[Page text]:

Disconcerting Solo Work

Alas, things didn't proceed as smoothly for the conductor in the concert's first half. With Gilles Apap as soloist, Berg's concerto represented the afternoon's low point.
Gilles Apap
Ferrandis conducted with assurance here, too, and the orchestra capably negotiated the work's discrete strains of lavish Romanticism and acerbic modernism. Apap gave a dismayingly lackluster performance. Perhaps the French-Algerian violinist was having a bad day, but his playing, marked by unrefined string sound, tonal lapses, and rhythmic imprecision, was decidedly under par. Apap's an eccentric onstage presence. Tall and rangy, he slouched onstage as if dressed for a rave; made offhand comments to the audience, the conductor, and the players; drifted away from the soloist's spot a couple of times; and generally disregarded the conductor. None of this would matter, of course, if his playing had excelled. Nigel Kennedy gets away with such antics all the time, but his impeccable technique prevails. With Apap, it was simply annoying. The violinist occasionally rose to the occasion — he sounded best in the sweet music of the Allegretto — but, for the most part, this was a disappointing performance. Berg deserves better. Apap returned for an encore, launching into a piece of fast-and-faster fiddling of the sort designed to excite audiences (and concert promoters). He didn't announce the work, but I'm told that it was his own composition, titled Transylvania Breakdown. A more sublime experience was had in the performance of Lontano. Ligeti's 1967 orchestral étude is a brilliant curtain-raiser, a shimmering effusion of subtle color and texture structured as a quiet canon. The Hungarian composer creates a dense web of polyphony in the 12-minute score. The progress is glacial, and the beauty lies in the details. Ferrandis brought them out wonderfully, and the audience gave the performance a deservedly warm reception.

[Provided records]:
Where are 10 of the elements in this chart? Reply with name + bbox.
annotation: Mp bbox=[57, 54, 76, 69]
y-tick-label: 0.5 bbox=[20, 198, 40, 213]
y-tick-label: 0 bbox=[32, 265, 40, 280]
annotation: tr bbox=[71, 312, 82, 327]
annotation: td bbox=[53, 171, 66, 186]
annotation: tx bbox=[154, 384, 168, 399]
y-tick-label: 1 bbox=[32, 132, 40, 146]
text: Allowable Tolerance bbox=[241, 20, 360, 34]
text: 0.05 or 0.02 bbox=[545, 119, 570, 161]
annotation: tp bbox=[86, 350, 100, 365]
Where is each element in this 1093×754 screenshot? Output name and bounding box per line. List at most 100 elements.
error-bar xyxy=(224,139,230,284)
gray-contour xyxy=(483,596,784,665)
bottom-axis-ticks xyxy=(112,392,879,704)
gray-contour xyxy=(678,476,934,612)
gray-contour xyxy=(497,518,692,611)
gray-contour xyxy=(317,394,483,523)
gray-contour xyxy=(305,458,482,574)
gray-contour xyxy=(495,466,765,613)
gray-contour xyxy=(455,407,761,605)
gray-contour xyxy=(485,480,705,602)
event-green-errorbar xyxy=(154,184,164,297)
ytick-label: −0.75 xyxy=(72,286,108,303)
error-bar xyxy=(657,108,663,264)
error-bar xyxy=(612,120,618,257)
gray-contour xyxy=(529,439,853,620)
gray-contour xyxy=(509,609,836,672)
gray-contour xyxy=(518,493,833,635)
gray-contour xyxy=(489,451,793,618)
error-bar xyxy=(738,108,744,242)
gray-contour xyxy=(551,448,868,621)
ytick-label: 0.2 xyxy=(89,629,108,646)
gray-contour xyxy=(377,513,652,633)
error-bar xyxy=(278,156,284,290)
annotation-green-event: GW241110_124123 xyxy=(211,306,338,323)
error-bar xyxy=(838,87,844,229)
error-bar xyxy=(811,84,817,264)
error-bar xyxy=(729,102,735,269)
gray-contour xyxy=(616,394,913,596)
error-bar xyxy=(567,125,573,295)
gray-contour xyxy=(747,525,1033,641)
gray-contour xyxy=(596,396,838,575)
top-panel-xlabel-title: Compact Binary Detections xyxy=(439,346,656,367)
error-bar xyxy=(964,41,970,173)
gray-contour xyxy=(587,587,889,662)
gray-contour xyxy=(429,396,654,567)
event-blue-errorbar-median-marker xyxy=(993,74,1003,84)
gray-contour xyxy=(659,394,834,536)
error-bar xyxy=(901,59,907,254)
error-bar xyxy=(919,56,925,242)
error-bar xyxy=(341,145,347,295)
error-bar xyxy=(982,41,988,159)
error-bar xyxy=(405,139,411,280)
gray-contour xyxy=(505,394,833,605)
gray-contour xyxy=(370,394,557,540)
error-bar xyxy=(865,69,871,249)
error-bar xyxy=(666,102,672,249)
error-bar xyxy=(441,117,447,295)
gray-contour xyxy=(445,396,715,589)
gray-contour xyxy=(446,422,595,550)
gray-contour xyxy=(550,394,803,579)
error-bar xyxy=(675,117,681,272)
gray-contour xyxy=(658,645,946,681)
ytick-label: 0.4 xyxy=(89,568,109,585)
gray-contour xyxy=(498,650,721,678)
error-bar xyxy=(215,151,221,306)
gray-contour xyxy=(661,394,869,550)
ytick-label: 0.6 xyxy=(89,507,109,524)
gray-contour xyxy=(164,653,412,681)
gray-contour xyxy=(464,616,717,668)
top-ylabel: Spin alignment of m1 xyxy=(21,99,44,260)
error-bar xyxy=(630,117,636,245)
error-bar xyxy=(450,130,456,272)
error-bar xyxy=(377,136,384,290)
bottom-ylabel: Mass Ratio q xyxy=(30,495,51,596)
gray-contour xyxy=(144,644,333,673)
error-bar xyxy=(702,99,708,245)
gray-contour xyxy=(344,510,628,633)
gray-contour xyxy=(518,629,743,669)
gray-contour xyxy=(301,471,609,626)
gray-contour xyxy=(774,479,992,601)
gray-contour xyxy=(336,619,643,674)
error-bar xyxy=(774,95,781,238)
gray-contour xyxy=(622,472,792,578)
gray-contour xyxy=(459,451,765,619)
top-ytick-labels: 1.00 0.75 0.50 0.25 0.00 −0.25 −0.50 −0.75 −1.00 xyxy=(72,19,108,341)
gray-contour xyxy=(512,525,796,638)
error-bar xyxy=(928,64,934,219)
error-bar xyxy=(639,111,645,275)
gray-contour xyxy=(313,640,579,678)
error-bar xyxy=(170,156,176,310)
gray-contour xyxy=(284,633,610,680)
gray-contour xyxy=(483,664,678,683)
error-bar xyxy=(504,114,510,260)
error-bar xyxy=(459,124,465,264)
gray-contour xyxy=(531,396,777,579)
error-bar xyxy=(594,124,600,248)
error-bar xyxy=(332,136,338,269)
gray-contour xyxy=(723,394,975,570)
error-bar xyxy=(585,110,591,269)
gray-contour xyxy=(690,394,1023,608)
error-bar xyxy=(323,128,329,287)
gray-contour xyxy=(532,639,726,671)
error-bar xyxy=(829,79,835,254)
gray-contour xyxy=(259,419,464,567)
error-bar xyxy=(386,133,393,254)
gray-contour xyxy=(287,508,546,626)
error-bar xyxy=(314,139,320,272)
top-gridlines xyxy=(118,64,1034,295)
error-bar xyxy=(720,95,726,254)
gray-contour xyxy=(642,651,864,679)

[What is being asked]: According to the concert review, what was the title of the piece Apap played as an encore? The records have no connection to the concert review.

[Solved exercise]: Transylvania Breakdown.